> **Provided material**
— Begin —

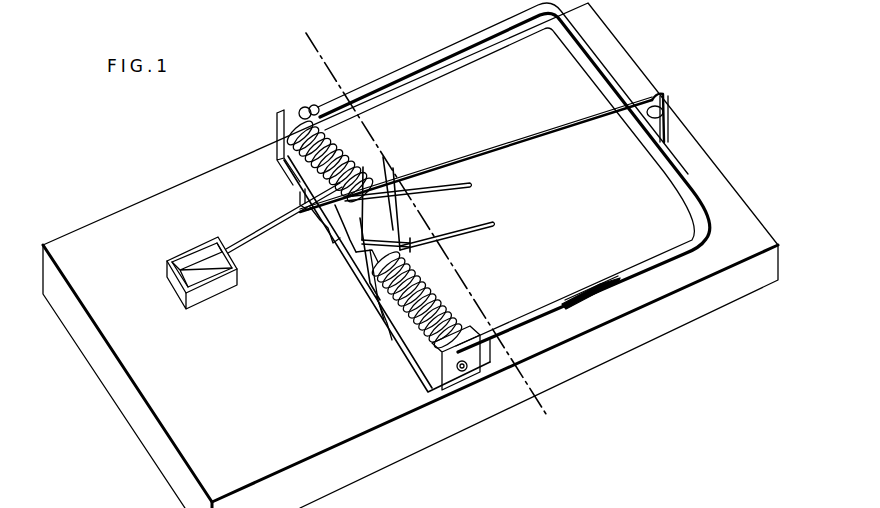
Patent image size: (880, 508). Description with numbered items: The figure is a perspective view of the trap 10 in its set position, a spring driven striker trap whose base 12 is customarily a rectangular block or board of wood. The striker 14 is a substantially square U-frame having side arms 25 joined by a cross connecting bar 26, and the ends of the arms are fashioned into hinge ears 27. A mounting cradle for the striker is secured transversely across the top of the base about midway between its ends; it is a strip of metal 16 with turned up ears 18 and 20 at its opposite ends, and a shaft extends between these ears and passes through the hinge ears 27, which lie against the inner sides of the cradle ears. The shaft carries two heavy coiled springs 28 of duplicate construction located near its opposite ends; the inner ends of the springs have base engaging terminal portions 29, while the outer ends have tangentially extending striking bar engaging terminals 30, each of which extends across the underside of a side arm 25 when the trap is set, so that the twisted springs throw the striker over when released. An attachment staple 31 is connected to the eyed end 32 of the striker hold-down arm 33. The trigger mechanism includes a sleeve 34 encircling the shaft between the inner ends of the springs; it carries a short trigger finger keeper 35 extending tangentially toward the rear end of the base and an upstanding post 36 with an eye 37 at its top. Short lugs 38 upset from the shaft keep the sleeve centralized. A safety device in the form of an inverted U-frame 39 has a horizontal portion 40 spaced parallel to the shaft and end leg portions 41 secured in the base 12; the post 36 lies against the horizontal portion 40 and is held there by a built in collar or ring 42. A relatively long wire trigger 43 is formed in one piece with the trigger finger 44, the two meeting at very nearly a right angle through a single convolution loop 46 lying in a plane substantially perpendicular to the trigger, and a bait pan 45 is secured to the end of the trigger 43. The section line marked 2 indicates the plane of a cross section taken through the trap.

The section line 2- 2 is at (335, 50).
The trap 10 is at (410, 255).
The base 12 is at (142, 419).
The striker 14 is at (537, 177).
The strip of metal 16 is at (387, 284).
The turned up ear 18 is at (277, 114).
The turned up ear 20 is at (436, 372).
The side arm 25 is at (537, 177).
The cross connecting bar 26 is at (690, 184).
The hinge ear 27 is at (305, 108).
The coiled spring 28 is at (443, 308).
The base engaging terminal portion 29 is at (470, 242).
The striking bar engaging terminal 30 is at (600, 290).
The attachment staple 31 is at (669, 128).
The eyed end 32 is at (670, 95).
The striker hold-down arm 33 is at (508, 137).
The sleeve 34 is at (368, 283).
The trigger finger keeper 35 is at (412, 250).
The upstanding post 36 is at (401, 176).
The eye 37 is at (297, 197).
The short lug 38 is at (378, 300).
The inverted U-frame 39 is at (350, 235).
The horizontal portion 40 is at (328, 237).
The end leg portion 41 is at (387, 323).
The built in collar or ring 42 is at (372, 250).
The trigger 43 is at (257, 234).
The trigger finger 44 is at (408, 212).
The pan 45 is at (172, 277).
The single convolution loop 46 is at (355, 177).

— End —
— Begin —

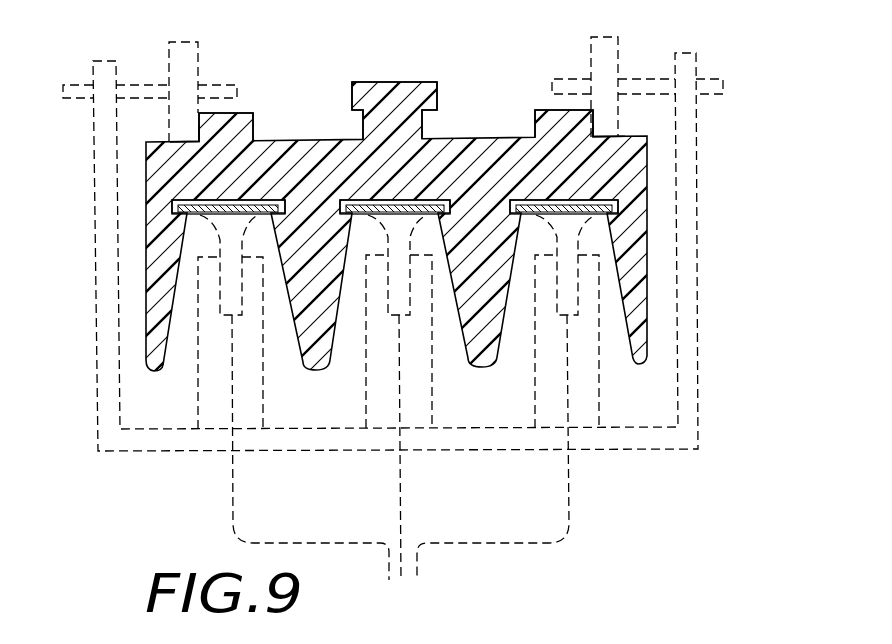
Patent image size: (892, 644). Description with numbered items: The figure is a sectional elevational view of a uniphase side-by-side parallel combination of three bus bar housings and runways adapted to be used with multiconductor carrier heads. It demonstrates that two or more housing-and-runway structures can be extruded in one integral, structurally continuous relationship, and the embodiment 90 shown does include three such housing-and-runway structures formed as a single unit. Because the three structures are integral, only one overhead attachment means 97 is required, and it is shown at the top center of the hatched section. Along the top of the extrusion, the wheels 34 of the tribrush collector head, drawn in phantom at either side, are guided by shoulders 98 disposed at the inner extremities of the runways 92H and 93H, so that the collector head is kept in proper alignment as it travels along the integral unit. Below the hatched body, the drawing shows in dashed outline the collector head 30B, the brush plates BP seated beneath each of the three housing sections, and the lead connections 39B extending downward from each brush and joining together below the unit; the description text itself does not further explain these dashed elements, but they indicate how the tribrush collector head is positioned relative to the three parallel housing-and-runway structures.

— End —
— Begin —

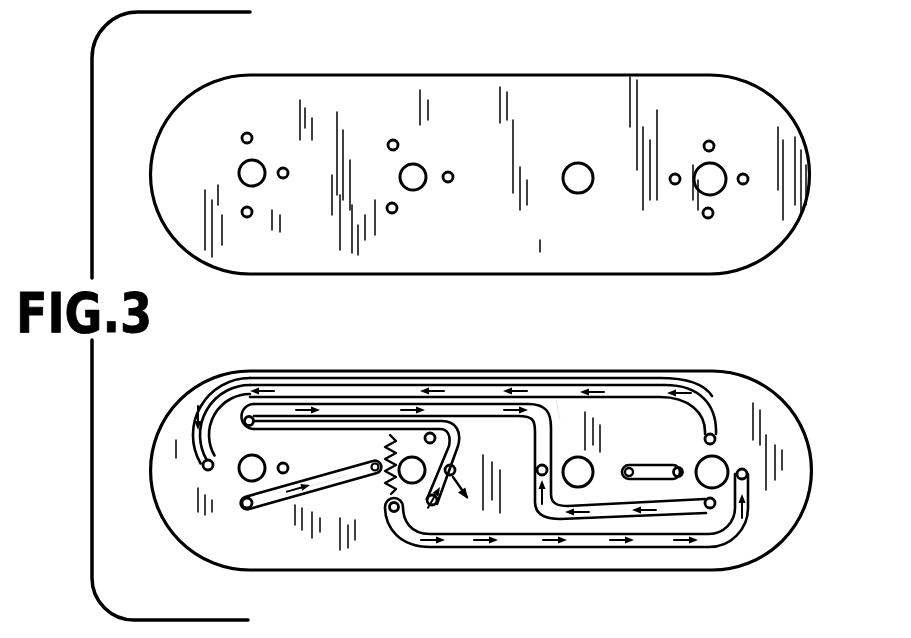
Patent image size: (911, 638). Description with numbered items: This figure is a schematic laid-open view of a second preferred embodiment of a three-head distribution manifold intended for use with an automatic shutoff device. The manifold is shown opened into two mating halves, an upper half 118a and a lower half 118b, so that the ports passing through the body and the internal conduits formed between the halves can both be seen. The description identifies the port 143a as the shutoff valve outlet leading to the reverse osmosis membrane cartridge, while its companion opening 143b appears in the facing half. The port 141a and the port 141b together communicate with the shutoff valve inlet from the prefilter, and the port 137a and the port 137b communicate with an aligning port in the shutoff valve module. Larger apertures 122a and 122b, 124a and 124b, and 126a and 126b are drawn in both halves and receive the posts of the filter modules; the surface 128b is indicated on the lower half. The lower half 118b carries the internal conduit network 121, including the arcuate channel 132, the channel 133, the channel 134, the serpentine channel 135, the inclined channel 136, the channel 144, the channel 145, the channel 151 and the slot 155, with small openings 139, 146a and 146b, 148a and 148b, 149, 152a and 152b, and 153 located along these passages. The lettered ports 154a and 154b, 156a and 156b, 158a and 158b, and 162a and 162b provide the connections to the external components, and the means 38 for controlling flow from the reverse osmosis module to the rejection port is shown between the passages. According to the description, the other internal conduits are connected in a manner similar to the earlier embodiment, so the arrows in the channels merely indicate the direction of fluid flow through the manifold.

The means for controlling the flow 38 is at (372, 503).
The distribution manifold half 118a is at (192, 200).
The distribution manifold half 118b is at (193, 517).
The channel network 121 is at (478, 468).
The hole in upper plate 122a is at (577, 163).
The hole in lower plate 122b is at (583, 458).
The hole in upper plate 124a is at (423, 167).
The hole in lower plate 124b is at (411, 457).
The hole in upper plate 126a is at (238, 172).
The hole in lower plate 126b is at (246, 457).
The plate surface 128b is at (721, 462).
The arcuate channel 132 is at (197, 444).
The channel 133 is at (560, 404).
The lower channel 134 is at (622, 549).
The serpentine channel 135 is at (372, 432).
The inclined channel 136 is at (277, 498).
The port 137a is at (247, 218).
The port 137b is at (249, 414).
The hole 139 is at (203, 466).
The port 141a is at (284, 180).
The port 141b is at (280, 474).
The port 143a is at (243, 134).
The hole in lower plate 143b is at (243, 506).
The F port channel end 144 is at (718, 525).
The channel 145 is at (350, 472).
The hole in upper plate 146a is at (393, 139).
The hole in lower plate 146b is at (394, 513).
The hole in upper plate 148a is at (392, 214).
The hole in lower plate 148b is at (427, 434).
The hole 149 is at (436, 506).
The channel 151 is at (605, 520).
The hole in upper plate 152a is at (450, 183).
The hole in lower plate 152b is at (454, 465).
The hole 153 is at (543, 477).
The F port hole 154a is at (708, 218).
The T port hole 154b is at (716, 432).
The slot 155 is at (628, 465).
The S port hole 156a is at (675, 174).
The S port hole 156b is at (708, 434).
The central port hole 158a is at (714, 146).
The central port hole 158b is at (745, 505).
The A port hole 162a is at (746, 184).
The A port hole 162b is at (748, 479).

— End —

> **Required task**
Count the lines of the material above that contain the string "itself". Reply with the number alone.

> **Answer to this problem**
1